● **Problem requirements**: Restate the whole listing word for word. Pictures are left out.

● **Recorded data**:
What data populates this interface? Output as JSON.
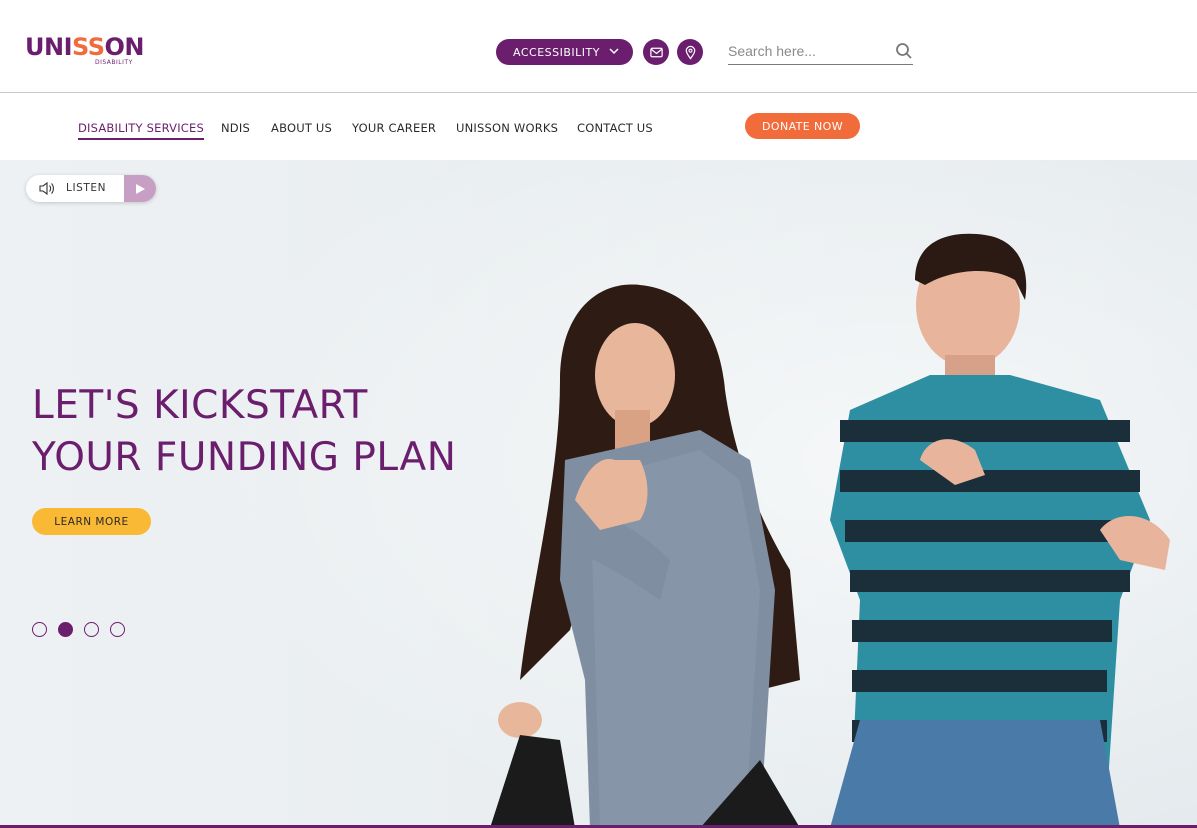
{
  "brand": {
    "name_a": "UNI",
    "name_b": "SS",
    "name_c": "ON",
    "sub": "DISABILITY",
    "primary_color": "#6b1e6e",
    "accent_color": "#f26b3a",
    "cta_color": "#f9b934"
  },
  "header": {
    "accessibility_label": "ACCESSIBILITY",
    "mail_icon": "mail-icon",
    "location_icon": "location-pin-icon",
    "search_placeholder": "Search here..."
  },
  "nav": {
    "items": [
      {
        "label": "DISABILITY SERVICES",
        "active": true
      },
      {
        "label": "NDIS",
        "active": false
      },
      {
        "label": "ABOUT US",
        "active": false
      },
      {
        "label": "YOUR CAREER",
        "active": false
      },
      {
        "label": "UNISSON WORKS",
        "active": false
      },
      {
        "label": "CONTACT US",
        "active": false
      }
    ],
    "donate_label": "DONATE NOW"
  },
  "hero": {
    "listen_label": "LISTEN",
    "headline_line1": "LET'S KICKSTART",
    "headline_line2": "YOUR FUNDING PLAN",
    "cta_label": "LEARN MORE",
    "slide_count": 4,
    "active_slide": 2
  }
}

● **Written reply**:
What data populates this interface? Output as JSON.
{
  "brand": {
    "name_a": "UNI",
    "name_b": "SS",
    "name_c": "ON",
    "sub": "DISABILITY",
    "primary_color": "#6b1e6e",
    "accent_color": "#f26b3a",
    "cta_color": "#f9b934"
  },
  "header": {
    "accessibility_label": "ACCESSIBILITY",
    "mail_icon": "mail-icon",
    "location_icon": "location-pin-icon",
    "search_placeholder": "Search here..."
  },
  "nav": {
    "items": [
      {
        "label": "DISABILITY SERVICES",
        "active": true
      },
      {
        "label": "NDIS",
        "active": false
      },
      {
        "label": "ABOUT US",
        "active": false
      },
      {
        "label": "YOUR CAREER",
        "active": false
      },
      {
        "label": "UNISSON WORKS",
        "active": false
      },
      {
        "label": "CONTACT US",
        "active": false
      }
    ],
    "donate_label": "DONATE NOW"
  },
  "hero": {
    "listen_label": "LISTEN",
    "headline_line1": "LET'S KICKSTART",
    "headline_line2": "YOUR FUNDING PLAN",
    "cta_label": "LEARN MORE",
    "slide_count": 4,
    "active_slide": 2
  }
}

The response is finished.